» TASK TO CARRY OUT
Scan the records for the word "pohyb". Copy each line that includes it.

» TASK INPUT
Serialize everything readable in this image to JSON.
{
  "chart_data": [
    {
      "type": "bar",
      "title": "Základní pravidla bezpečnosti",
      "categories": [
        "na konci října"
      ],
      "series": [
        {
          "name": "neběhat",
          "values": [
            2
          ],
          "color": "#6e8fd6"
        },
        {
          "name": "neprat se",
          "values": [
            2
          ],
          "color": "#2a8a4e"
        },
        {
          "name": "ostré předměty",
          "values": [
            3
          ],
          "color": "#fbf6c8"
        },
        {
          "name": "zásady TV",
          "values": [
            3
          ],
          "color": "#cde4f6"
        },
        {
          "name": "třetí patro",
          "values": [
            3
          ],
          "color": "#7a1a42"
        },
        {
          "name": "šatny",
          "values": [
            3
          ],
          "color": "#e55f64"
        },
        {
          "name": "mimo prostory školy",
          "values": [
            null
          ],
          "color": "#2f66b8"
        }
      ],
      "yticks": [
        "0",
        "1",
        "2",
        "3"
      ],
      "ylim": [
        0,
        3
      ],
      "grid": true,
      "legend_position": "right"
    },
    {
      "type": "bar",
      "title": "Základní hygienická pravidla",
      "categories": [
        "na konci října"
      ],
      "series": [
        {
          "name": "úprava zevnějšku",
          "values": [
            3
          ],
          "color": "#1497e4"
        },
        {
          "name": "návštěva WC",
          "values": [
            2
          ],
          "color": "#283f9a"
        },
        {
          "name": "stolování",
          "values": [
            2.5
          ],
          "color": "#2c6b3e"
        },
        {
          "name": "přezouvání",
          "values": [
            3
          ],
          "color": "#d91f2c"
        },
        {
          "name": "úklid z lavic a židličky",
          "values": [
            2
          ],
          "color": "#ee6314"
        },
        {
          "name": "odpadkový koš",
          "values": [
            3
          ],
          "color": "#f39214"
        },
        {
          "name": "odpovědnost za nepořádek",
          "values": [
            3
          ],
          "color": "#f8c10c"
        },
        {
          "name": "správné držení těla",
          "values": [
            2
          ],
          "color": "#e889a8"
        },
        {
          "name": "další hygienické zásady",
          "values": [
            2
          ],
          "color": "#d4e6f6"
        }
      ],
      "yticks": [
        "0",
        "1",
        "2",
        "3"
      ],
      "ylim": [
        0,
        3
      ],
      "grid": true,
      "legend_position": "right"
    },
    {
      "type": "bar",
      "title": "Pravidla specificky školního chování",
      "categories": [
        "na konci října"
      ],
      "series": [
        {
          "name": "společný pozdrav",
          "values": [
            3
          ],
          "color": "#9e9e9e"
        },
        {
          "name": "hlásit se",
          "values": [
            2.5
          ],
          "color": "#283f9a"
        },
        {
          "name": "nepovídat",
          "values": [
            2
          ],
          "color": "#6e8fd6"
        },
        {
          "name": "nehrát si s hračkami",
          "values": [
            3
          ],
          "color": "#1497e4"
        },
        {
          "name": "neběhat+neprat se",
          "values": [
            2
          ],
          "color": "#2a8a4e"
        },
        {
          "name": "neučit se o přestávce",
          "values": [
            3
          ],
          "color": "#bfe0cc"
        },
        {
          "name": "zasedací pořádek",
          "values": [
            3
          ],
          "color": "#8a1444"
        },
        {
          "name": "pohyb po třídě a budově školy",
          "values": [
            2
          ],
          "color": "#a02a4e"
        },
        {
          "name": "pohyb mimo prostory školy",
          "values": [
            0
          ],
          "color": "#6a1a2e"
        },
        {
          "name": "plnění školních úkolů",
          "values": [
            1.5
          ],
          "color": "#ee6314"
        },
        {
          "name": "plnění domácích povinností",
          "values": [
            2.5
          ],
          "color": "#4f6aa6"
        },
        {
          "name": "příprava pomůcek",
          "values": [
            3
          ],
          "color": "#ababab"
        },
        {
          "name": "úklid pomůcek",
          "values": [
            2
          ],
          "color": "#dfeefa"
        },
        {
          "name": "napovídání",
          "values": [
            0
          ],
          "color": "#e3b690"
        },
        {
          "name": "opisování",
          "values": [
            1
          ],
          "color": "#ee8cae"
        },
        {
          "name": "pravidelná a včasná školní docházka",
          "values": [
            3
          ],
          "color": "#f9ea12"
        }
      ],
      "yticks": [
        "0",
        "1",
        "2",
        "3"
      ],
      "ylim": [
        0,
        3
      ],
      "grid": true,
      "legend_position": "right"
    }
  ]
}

» RESULT
          "name": "pohyb po třídě a budově školy",
          "name": "pohyb mimo prostory školy",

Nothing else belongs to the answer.